## EXERCISE TASK
Find every line in the records that holds the string "global". Copy each one.

## EXTRACTED DATA
====

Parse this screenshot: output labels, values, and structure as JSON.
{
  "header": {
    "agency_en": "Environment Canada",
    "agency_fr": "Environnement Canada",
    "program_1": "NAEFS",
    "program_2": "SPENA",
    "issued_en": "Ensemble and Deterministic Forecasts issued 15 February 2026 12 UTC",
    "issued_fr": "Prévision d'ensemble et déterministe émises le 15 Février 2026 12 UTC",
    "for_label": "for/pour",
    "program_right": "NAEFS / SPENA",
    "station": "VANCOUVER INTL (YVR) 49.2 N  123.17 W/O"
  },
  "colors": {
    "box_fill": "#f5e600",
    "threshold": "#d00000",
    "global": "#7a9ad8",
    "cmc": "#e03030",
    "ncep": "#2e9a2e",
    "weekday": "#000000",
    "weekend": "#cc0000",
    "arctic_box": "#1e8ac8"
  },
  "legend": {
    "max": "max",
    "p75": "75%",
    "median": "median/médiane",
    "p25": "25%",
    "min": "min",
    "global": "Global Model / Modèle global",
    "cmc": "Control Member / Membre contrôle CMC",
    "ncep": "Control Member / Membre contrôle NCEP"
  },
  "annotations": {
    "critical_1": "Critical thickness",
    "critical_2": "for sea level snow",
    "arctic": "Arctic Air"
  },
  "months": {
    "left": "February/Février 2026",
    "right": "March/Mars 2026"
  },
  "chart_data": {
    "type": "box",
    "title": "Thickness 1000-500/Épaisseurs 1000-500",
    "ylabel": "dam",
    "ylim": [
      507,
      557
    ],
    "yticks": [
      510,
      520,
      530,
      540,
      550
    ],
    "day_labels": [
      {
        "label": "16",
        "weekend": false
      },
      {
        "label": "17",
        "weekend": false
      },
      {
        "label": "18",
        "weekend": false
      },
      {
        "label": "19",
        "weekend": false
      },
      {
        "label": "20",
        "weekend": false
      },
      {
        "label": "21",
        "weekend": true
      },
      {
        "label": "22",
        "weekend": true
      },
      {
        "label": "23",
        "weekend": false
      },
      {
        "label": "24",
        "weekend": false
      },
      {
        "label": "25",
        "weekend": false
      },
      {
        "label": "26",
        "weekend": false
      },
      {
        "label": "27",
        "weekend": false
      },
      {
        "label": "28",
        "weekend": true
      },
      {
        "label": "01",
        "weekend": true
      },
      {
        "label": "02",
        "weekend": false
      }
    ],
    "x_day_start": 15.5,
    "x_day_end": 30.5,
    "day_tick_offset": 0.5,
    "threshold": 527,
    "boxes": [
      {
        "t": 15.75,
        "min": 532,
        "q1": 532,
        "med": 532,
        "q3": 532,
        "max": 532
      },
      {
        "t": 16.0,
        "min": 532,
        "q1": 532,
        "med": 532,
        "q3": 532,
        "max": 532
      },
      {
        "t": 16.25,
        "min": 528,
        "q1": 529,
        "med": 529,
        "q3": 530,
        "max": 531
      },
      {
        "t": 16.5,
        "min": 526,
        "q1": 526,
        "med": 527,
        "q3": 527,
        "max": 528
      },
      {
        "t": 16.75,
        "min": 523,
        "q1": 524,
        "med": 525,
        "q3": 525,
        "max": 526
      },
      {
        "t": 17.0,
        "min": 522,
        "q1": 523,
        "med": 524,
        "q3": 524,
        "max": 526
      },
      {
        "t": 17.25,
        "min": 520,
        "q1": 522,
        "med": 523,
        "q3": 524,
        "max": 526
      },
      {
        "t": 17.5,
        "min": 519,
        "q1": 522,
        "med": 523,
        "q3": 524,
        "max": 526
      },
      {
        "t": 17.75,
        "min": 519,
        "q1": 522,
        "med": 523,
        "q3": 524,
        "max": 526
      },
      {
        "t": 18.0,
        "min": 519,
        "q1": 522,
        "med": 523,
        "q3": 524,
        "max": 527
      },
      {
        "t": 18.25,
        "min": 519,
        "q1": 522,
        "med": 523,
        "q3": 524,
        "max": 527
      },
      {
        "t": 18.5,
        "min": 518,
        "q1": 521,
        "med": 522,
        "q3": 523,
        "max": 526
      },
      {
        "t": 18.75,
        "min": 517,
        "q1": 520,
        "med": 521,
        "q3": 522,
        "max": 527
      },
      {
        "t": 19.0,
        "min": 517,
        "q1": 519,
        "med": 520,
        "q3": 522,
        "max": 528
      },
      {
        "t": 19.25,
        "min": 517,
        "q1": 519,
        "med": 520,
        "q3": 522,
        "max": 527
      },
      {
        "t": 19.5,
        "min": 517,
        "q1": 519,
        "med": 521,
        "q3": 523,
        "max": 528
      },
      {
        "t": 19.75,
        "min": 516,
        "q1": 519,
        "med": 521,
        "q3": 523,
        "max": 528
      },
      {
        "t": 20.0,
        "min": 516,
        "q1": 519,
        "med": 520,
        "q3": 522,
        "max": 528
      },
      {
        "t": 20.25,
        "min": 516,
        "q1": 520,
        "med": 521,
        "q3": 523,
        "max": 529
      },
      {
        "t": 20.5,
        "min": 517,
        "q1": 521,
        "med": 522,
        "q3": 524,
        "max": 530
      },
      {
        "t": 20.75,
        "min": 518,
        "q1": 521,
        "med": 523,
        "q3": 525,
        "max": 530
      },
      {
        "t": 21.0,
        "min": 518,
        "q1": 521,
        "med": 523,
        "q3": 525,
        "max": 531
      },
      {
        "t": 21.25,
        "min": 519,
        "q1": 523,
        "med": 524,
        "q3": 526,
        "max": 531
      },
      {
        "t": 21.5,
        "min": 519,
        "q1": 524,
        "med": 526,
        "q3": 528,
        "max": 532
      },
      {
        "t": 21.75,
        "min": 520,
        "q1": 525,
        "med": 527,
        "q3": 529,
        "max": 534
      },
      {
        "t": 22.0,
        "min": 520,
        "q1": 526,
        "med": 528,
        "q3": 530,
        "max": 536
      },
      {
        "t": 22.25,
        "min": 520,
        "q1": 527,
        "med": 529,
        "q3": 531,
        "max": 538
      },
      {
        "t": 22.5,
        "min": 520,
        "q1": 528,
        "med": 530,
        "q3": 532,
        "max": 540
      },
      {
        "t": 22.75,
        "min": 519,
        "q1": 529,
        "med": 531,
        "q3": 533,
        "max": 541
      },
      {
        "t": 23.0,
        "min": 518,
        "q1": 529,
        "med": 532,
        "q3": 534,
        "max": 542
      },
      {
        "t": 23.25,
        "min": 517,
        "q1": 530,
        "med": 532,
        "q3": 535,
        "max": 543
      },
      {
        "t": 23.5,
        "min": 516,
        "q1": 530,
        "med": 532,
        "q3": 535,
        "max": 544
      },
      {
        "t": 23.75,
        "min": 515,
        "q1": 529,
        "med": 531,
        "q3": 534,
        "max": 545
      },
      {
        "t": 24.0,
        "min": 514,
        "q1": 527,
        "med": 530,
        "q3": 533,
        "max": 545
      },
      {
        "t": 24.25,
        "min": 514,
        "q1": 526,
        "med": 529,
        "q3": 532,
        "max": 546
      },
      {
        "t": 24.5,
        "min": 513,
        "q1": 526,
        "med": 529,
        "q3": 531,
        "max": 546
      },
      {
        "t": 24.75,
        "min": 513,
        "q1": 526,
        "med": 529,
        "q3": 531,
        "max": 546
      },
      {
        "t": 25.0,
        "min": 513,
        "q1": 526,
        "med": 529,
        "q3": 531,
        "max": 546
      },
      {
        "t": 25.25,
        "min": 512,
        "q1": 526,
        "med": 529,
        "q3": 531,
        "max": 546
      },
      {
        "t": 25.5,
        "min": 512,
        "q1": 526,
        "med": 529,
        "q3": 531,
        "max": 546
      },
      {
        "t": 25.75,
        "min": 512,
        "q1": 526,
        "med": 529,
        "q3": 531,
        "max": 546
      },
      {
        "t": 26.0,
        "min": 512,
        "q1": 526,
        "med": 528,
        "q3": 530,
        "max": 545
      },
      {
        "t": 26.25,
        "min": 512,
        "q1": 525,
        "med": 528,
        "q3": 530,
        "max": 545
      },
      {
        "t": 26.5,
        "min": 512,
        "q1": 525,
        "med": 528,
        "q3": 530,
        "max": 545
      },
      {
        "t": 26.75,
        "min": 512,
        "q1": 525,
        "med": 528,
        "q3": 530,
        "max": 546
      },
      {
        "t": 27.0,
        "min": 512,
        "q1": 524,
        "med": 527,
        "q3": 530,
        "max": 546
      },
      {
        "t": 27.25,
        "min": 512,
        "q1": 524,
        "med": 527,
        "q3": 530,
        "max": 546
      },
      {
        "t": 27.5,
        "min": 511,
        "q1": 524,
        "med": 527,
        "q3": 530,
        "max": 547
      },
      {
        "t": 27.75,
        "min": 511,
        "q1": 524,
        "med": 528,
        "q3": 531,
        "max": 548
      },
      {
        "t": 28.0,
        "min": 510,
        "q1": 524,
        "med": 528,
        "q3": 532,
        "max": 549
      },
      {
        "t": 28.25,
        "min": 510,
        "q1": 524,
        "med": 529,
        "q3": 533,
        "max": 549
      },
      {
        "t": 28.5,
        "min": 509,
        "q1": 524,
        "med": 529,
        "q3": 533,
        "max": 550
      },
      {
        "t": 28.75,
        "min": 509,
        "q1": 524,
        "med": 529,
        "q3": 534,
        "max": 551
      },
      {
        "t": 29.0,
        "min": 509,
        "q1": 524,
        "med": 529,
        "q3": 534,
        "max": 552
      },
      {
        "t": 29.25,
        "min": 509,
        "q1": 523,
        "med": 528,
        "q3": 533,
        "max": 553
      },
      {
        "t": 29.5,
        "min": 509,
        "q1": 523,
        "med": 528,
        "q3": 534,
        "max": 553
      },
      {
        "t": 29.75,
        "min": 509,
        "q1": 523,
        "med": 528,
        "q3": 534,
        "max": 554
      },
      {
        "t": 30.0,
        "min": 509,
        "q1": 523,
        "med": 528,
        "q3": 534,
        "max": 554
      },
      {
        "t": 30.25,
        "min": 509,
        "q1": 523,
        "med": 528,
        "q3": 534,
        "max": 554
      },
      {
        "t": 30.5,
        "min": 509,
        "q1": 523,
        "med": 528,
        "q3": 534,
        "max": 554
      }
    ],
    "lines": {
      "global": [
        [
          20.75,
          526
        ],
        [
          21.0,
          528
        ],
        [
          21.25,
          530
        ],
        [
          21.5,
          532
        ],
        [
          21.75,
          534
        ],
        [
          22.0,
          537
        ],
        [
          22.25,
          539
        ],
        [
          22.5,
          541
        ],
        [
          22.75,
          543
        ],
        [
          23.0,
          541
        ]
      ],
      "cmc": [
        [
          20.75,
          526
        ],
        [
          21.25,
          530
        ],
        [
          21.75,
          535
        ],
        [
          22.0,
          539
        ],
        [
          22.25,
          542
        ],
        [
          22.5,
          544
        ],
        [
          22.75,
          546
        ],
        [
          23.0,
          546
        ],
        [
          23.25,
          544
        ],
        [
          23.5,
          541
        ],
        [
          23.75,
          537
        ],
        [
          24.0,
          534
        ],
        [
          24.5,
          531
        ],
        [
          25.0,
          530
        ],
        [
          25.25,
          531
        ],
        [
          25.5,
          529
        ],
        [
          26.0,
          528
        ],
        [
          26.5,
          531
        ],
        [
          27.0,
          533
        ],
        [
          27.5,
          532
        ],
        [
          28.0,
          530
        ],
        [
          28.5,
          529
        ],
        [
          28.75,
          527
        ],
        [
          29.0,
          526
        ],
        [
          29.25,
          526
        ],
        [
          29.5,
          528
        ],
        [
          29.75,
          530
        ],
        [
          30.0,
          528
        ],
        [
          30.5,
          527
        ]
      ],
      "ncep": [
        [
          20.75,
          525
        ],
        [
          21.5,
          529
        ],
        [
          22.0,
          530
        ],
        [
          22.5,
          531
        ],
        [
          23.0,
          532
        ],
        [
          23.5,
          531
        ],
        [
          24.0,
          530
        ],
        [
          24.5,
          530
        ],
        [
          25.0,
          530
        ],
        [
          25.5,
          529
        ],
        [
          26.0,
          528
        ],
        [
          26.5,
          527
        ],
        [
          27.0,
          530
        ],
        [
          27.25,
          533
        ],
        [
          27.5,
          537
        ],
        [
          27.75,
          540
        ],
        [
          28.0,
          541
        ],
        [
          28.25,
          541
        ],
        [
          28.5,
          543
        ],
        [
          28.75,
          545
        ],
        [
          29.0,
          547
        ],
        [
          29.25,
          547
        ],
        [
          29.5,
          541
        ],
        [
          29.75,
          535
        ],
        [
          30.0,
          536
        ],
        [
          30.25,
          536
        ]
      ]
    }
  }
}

====

## ANSWER FOR THE TASK
    "global": "#7a9ad8",
    "global": "Global Model / Modèle global",
      "global": [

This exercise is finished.